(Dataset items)

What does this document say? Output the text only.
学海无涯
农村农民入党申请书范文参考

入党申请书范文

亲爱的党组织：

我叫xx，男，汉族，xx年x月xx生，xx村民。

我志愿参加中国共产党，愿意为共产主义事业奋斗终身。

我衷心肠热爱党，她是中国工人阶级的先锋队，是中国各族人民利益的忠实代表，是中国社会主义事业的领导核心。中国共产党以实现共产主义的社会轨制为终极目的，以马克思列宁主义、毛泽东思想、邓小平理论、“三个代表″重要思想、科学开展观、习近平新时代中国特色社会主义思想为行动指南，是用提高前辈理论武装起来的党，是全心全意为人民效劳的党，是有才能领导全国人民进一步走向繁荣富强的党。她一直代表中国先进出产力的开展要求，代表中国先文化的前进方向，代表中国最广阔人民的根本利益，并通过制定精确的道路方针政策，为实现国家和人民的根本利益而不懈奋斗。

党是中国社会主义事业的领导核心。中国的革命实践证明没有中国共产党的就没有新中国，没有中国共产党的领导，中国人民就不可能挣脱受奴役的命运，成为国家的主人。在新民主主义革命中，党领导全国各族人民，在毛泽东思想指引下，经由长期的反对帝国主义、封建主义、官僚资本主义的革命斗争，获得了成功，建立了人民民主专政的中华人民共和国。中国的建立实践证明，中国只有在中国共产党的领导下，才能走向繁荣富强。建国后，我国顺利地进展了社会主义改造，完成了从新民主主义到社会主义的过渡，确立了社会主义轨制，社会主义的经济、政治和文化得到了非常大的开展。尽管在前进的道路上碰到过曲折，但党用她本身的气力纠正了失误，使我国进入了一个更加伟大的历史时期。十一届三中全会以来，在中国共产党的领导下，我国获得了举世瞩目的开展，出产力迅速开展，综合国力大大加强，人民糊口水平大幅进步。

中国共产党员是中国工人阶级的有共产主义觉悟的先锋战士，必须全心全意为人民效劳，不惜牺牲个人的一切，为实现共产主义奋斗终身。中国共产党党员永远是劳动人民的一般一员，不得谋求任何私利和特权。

* * *

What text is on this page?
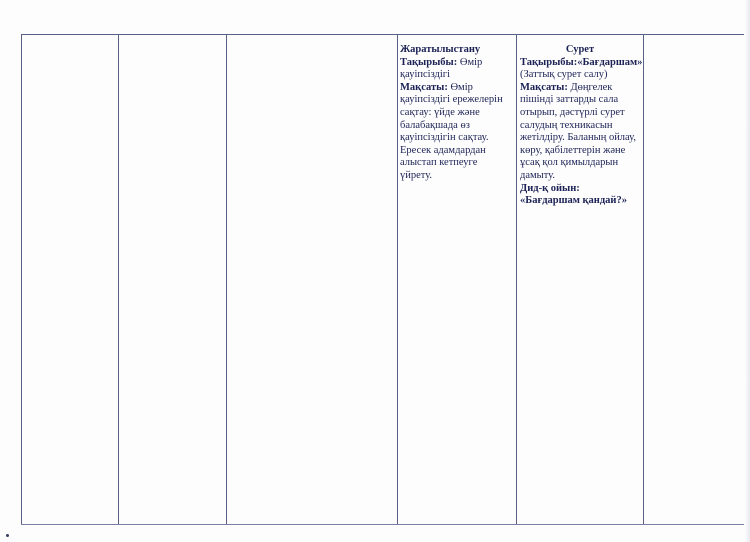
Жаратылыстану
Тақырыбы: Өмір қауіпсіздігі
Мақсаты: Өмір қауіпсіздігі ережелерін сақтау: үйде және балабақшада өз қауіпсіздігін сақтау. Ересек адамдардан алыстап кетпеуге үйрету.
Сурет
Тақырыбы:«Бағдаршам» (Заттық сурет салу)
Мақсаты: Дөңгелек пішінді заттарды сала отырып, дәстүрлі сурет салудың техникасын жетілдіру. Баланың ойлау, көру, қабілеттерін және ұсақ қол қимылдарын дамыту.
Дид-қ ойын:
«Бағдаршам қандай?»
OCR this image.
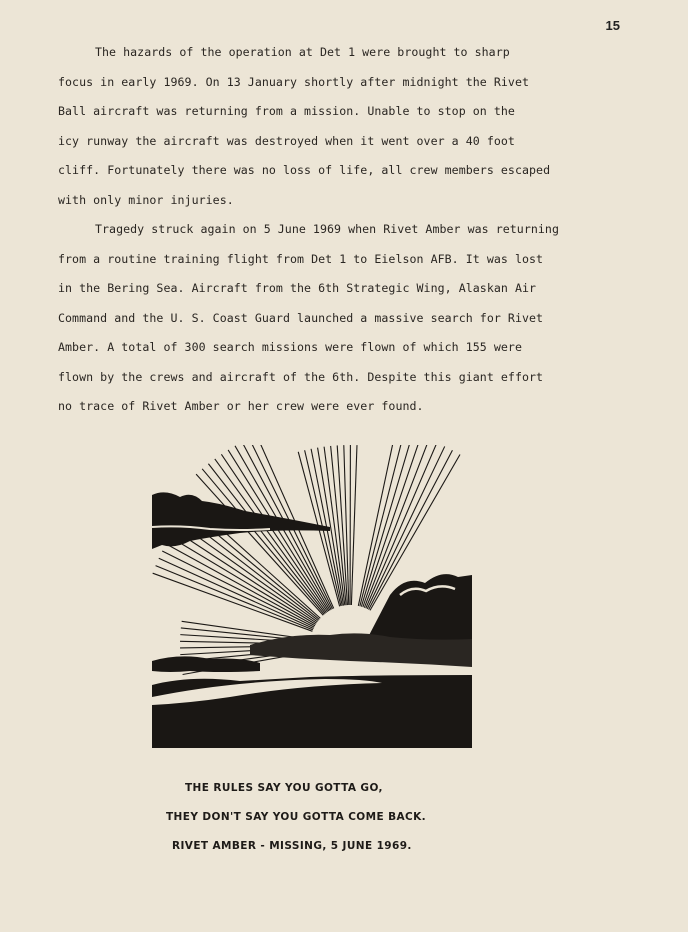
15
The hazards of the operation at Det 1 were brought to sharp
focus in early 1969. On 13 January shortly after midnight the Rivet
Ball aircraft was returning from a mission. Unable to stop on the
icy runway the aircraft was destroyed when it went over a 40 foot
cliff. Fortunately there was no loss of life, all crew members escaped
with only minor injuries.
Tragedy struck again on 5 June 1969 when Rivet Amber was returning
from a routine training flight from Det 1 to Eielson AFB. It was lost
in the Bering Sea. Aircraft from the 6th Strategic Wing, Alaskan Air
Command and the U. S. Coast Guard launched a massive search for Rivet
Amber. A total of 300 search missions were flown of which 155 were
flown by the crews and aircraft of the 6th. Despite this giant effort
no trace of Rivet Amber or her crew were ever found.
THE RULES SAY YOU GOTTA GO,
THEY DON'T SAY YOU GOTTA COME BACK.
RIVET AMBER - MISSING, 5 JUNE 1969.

### CHALLENGE:
Using the records above, copy every line that has the word "this" in it.

### PROBLEM SOLUTION:
What does this document say? Output the text only.
What text is on this page?
OCR this image.
flown by the crews and aircraft of the 6th. Despite this giant effort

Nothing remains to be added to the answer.